### Task requirements
List each line of the data that holds the string "Staffing".

### Structured figure records
•••

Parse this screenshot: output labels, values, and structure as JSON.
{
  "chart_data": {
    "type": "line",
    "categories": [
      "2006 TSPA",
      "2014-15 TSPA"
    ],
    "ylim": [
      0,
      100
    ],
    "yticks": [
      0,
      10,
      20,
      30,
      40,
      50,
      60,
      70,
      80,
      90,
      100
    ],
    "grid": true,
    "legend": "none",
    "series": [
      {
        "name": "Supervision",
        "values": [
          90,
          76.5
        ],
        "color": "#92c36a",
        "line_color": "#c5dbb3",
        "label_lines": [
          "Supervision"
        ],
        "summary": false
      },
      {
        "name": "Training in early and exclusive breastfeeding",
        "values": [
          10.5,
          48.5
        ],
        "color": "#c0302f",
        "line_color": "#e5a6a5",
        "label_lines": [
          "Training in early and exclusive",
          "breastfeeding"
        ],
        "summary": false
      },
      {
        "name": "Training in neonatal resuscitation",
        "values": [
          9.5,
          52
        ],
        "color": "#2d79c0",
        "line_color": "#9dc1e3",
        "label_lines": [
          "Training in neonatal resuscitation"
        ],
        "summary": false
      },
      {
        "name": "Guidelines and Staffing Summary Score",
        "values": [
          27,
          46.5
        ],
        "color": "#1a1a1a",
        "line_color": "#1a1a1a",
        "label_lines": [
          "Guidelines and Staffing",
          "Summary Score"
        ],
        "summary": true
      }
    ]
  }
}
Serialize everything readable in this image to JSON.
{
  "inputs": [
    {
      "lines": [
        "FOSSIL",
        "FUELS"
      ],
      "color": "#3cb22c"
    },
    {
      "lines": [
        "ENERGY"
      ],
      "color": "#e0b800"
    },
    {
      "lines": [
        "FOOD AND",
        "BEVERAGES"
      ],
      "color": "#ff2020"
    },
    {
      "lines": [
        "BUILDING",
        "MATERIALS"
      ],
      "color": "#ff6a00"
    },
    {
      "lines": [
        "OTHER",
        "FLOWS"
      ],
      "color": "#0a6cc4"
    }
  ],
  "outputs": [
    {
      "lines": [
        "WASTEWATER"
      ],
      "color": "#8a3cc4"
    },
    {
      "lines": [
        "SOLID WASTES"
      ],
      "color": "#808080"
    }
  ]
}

•••

### Response
        "name": "Guidelines and Staffing Summary Score",
          "Guidelines and Staffing",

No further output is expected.